Task requirements: Below is some material; transcribe all of it exactly.

Exercise data:
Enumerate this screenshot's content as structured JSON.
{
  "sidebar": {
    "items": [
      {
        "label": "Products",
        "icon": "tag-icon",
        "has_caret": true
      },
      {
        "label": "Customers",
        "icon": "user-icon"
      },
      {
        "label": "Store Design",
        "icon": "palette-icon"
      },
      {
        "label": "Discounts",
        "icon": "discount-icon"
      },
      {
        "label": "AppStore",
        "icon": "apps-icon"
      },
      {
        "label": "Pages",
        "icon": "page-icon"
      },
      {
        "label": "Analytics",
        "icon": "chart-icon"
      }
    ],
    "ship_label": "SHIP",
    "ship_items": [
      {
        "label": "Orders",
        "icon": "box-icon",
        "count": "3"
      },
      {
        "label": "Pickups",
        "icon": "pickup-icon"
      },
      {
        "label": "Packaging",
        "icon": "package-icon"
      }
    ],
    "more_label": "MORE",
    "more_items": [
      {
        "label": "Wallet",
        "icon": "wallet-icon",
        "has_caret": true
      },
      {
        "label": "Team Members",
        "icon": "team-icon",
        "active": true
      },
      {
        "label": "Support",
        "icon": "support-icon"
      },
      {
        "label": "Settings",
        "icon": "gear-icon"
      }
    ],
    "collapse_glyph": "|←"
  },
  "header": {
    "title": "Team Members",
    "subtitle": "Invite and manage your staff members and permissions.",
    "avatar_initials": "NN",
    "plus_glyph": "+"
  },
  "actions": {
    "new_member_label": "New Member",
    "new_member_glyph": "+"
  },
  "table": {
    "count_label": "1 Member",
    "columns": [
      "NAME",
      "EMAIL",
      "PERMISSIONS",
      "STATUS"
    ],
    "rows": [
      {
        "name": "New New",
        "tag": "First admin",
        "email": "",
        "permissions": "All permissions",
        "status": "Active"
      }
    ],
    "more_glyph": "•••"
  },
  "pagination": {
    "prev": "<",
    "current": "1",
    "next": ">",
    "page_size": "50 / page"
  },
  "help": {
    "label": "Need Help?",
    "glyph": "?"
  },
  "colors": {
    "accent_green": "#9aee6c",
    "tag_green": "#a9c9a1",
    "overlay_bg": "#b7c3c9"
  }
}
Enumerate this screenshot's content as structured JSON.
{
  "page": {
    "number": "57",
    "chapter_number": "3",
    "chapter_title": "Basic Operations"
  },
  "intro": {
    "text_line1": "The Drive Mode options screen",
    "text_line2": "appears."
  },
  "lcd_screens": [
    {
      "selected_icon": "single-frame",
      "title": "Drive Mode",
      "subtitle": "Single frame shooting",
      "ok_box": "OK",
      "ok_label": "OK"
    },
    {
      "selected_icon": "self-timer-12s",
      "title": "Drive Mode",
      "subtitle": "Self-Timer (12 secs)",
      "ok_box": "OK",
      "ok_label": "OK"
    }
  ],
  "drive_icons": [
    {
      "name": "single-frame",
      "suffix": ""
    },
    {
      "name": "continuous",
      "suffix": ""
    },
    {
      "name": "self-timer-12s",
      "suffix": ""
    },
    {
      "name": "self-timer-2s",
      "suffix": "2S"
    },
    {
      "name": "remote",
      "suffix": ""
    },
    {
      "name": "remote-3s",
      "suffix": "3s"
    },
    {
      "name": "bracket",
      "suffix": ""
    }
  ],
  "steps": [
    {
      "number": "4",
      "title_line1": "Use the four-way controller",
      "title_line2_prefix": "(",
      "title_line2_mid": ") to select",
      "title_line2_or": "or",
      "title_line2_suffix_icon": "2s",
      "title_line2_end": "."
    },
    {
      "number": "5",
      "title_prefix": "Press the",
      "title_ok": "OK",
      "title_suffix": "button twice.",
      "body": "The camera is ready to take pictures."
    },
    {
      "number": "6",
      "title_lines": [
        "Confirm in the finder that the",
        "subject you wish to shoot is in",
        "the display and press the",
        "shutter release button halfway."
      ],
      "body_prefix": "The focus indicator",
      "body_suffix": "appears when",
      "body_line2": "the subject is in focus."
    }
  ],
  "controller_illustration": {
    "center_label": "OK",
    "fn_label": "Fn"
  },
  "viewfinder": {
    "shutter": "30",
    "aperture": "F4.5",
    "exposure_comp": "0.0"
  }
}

Exercise output:
Enumerate this screenshot's content as structured JSON.
{
  "sidebar": {
    "items": [
      {
        "label": "Products",
        "icon": "tag-icon",
        "has_caret": true
      },
      {
        "label": "Customers",
        "icon": "user-icon"
      },
      {
        "label": "Store Design",
        "icon": "palette-icon"
      },
      {
        "label": "Discounts",
        "icon": "discount-icon"
      },
      {
        "label": "AppStore",
        "icon": "apps-icon"
      },
      {
        "label": "Pages",
        "icon": "page-icon"
      },
      {
        "label": "Analytics",
        "icon": "chart-icon"
      }
    ],
    "ship_label": "SHIP",
    "ship_items": [
      {
        "label": "Orders",
        "icon": "box-icon",
        "count": "3"
      },
      {
        "label": "Pickups",
        "icon": "pickup-icon"
      },
      {
        "label": "Packaging",
        "icon": "package-icon"
      }
    ],
    "more_label": "MORE",
    "more_items": [
      {
        "label": "Wallet",
        "icon": "wallet-icon",
        "has_caret": true
      },
      {
        "label": "Team Members",
        "icon": "team-icon",
        "active": true
      },
      {
        "label": "Support",
        "icon": "support-icon"
      },
      {
        "label": "Settings",
        "icon": "gear-icon"
      }
    ],
    "collapse_glyph": "|←"
  },
  "header": {
    "title": "Team Members",
    "subtitle": "Invite and manage your staff members and permissions.",
    "avatar_initials": "NN",
    "plus_glyph": "+"
  },
  "actions": {
    "new_member_label": "New Member",
    "new_member_glyph": "+"
  },
  "table": {
    "count_label": "1 Member",
    "columns": [
      "NAME",
      "EMAIL",
      "PERMISSIONS",
      "STATUS"
    ],
    "rows": [
      {
        "name": "New New",
        "tag": "First admin",
        "email": "",
        "permissions": "All permissions",
        "status": "Active"
      }
    ],
    "more_glyph": "•••"
  },
  "pagination": {
    "prev": "<",
    "current": "1",
    "next": ">",
    "page_size": "50 / page"
  },
  "help": {
    "label": "Need Help?",
    "glyph": "?"
  },
  "colors": {
    "accent_green": "#9aee6c",
    "tag_green": "#a9c9a1",
    "overlay_bg": "#b7c3c9"
  }
}
Enumerate this screenshot's content as structured JSON.
{
  "page": {
    "number": "57",
    "chapter_number": "3",
    "chapter_title": "Basic Operations"
  },
  "intro": {
    "text_line1": "The Drive Mode options screen",
    "text_line2": "appears."
  },
  "lcd_screens": [
    {
      "selected_icon": "single-frame",
      "title": "Drive Mode",
      "subtitle": "Single frame shooting",
      "ok_box": "OK",
      "ok_label": "OK"
    },
    {
      "selected_icon": "self-timer-12s",
      "title": "Drive Mode",
      "subtitle": "Self-Timer (12 secs)",
      "ok_box": "OK",
      "ok_label": "OK"
    }
  ],
  "drive_icons": [
    {
      "name": "single-frame",
      "suffix": ""
    },
    {
      "name": "continuous",
      "suffix": ""
    },
    {
      "name": "self-timer-12s",
      "suffix": ""
    },
    {
      "name": "self-timer-2s",
      "suffix": "2S"
    },
    {
      "name": "remote",
      "suffix": ""
    },
    {
      "name": "remote-3s",
      "suffix": "3s"
    },
    {
      "name": "bracket",
      "suffix": ""
    }
  ],
  "steps": [
    {
      "number": "4",
      "title_line1": "Use the four-way controller",
      "title_line2_prefix": "(",
      "title_line2_mid": ") to select",
      "title_line2_or": "or",
      "title_line2_suffix_icon": "2s",
      "title_line2_end": "."
    },
    {
      "number": "5",
      "title_prefix": "Press the",
      "title_ok": "OK",
      "title_suffix": "button twice.",
      "body": "The camera is ready to take pictures."
    },
    {
      "number": "6",
      "title_lines": [
        "Confirm in the finder that the",
        "subject you wish to shoot is in",
        "the display and press the",
        "shutter release button halfway."
      ],
      "body_prefix": "The focus indicator",
      "body_suffix": "appears when",
      "body_line2": "the subject is in focus."
    }
  ],
  "controller_illustration": {
    "center_label": "OK",
    "fn_label": "Fn"
  },
  "viewfinder": {
    "shutter": "30",
    "aperture": "F4.5",
    "exposure_comp": "0.0"
  }
}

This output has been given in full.